**Task details**: Repeat each record below exactly, dropping the pictures.

**Records for processing**:
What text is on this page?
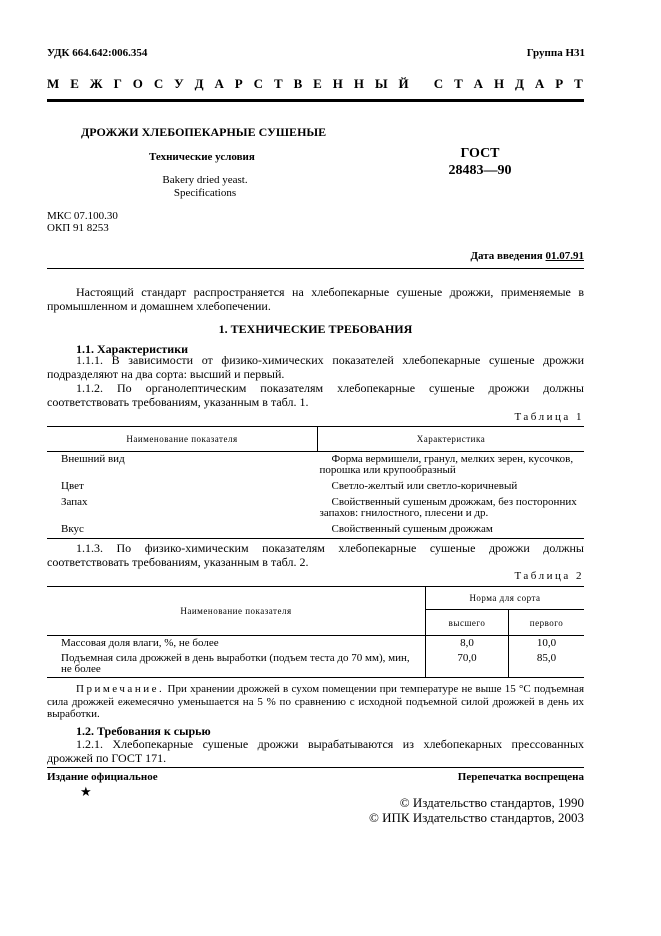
УДК 664.642:006.354	Группа Н31
М Е Ж Г О С У Д А Р С Т В Е Н Н Ы Й
С Т А Н Д А Р Т
ДРОЖЖИ ХЛЕБОПЕКАРНЫЕ СУШЕНЫЕ
Технические условия
Bakery dried yeast.
Specifications
ГОСТ
28483—90
МКС 07.100.30
ОКП 91 8253
Дата введения 01.07.91
Настоящий стандарт распространяется на хлебопекарные сушеные дрожжи, применяемые в промышленном и домашнем хлебопечении.
1. ТЕХНИЧЕСКИЕ ТРЕБОВАНИЯ
1.1. Характеристики
1.1.1. В зависимости от физико-химических показателей хлебопекарные сушеные дрожжи подразделяют на два сорта: высший и первый.
1.1.2. По органолептическим показателям хлебопекарные сушеные дрожжи должны соответствовать требованиям, указанным в табл. 1.
Таблица 1
Наименование показателя	Характеристика
Внешний вид	Форма вермишели, гранул, мелких зерен, кусочков, порошка или крупообразный
Цвет	Светло-желтый или светло-коричневый
Запах	Свойственный сушеным дрожжам, без посторонних запахов: гнилостного, плесени и др.
Вкус	Свойственный сушеным дрожжам
1.1.3. По физико-химическим показателям хлебопекарные сушеные дрожжи должны соответствовать требованиям, указанным в табл. 2.
Таблица 2
Наименование показателя	Норма для сорта	
	высшего	первого
Массовая доля влаги, %, не более	8,0	10,0
Подъемная сила дрожжей в день выработки (подъем теста до 70 мм), мин, не более	70,0	85,0
Примечание. При хранении дрожжей в сухом помещении при температуре не выше 15 °С подъемная сила дрожжей ежемесячно уменьшается на 5 % по сравнению с исходной подъемной силой дрожжей в день их выработки.
1.2. Требования к сырью
1.2.1. Хлебопекарные сушеные дрожжи вырабатываются из хлебопекарных прессованных дрожжей по ГОСТ 171.
Издание официальное	Перепечатка воспрещена
★
© Издательство стандартов, 1990
© ИПК Издательство стандартов, 2003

**Output below**:
What text is on this page?
УДК 664.642:006.354	Группа Н31
М Е Ж Г О С У Д А Р С Т В Е Н Н Ы Й
С Т А Н Д А Р Т
ДРОЖЖИ ХЛЕБОПЕКАРНЫЕ СУШЕНЫЕ
Технические условия
Bakery dried yeast.
Specifications
ГОСТ
28483—90
МКС 07.100.30
ОКП 91 8253
Дата введения 01.07.91
Настоящий стандарт распространяется на хлебопекарные сушеные дрожжи, применяемые в промышленном и домашнем хлебопечении.
1. ТЕХНИЧЕСКИЕ ТРЕБОВАНИЯ
1.1. Характеристики
1.1.1. В зависимости от физико-химических показателей хлебопекарные сушеные дрожжи подразделяют на два сорта: высший и первый.
1.1.2. По органолептическим показателям хлебопекарные сушеные дрожжи должны соответствовать требованиям, указанным в табл. 1.
Таблица 1
Наименование показателя	Характеристика
Внешний вид	Форма вермишели, гранул, мелких зерен, кусочков, порошка или крупообразный
Цвет	Светло-желтый или светло-коричневый
Запах	Свойственный сушеным дрожжам, без посторонних запахов: гнилостного, плесени и др.
Вкус	Свойственный сушеным дрожжам
1.1.3. По физико-химическим показателям хлебопекарные сушеные дрожжи должны соответствовать требованиям, указанным в табл. 2.
Таблица 2
Наименование показателя	Норма для сорта	
	высшего	первого
Массовая доля влаги, %, не более	8,0	10,0
Подъемная сила дрожжей в день выработки (подъем теста до 70 мм), мин, не более	70,0	85,0
Примечание. При хранении дрожжей в сухом помещении при температуре не выше 15 °С подъемная сила дрожжей ежемесячно уменьшается на 5 % по сравнению с исходной подъемной силой дрожжей в день их выработки.
1.2. Требования к сырью
1.2.1. Хлебопекарные сушеные дрожжи вырабатываются из хлебопекарных прессованных дрожжей по ГОСТ 171.
Издание официальное	Перепечатка воспрещена
★
© Издательство стандартов, 1990
© ИПК Издательство стандартов, 2003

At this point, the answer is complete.